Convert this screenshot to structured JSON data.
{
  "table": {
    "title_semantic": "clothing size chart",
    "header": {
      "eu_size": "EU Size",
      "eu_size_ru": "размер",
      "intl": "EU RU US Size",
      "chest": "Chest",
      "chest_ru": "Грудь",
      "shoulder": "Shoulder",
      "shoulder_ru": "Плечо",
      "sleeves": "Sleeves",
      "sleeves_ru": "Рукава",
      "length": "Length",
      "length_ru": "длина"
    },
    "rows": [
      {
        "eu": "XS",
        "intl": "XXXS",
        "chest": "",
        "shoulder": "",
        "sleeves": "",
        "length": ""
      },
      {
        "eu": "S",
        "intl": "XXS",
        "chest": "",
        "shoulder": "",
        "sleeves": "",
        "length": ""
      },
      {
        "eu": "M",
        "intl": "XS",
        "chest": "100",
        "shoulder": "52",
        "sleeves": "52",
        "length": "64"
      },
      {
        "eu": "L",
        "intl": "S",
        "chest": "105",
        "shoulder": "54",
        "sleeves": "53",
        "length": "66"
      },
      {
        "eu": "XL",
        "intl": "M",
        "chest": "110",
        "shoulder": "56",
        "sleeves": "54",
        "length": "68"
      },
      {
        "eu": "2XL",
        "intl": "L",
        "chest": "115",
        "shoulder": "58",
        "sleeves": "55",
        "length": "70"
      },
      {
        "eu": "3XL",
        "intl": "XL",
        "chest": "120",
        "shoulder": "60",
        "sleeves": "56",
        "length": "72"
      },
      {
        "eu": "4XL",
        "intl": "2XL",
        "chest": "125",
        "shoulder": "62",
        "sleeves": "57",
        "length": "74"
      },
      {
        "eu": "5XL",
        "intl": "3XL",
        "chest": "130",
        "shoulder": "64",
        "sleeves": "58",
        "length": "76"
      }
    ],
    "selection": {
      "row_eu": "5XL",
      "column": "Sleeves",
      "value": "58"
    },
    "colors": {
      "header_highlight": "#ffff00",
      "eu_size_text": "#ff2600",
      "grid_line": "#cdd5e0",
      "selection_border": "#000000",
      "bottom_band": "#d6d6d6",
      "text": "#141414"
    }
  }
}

Job: List every line above that contains the word "intl".

Response:
      "intl": "EU RU US Size",
        "intl": "XXXS",
        "intl": "XXS",
        "intl": "XS",
        "intl": "S",
        "intl": "M",
        "intl": "L",
        "intl": "XL",
        "intl": "2XL",
        "intl": "3XL",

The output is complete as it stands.